> _REQUIRED TASK_:
Please find all lines in the data that hold the string "Regular" and copy them.

> _RECORDS FOR THE EXERCISE_:
# # # # # # #
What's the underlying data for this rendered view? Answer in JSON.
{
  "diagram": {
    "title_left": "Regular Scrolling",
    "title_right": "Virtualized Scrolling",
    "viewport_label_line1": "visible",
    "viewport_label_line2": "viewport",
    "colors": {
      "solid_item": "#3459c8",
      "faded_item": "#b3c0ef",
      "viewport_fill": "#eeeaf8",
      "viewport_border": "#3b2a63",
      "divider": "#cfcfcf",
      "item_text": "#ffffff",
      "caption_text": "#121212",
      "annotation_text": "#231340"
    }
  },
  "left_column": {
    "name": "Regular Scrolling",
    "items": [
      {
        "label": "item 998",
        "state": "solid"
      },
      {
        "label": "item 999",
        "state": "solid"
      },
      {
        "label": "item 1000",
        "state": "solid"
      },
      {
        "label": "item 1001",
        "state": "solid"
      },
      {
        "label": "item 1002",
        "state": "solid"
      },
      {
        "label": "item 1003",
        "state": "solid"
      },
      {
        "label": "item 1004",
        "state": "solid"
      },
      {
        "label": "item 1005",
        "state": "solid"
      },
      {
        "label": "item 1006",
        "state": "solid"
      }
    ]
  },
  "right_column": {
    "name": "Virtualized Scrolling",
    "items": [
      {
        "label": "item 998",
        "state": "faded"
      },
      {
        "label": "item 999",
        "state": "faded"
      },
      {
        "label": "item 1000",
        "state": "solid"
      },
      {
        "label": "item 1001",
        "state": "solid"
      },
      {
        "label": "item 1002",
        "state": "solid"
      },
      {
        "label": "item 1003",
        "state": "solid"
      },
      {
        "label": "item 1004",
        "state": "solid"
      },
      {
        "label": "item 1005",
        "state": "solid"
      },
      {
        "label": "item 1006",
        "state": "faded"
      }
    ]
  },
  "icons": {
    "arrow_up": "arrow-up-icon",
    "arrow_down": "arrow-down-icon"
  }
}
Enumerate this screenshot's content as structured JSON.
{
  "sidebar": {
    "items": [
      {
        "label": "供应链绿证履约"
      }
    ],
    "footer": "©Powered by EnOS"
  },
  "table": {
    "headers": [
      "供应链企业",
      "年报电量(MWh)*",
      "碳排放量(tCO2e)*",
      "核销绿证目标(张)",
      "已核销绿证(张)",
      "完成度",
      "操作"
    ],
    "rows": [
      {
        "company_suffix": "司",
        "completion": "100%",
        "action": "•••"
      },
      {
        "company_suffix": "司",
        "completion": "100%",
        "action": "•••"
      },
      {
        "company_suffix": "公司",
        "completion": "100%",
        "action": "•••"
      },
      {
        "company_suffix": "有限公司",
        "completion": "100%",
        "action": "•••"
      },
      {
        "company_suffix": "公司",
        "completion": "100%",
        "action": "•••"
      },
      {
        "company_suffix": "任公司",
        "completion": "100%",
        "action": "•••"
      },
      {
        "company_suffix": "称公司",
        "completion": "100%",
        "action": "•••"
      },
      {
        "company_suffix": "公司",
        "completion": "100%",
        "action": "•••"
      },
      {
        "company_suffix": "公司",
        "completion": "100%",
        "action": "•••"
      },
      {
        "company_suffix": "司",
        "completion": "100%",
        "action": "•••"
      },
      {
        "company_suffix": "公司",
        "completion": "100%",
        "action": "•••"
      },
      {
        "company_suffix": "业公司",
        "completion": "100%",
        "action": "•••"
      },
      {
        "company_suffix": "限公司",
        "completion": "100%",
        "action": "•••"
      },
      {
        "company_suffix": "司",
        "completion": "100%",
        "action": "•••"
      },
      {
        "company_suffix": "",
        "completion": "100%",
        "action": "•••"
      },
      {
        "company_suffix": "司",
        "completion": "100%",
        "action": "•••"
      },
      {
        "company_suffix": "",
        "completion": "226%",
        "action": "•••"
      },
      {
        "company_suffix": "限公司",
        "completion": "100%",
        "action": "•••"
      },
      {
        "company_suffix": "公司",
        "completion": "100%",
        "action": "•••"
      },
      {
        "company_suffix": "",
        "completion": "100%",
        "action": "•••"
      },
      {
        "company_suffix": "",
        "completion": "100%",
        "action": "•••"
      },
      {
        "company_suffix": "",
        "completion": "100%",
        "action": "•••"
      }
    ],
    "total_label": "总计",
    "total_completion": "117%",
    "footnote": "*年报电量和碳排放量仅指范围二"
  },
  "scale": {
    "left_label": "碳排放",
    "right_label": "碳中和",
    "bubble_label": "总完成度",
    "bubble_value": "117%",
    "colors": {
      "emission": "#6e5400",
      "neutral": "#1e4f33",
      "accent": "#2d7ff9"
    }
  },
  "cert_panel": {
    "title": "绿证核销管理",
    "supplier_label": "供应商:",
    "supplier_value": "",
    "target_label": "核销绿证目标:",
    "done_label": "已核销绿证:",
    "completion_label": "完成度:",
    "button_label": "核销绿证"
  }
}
# # # # # # #
> _SOLUTION TO THIS PROBLEM_:
    "title_left": "Regular Scrolling",
    "name": "Regular Scrolling",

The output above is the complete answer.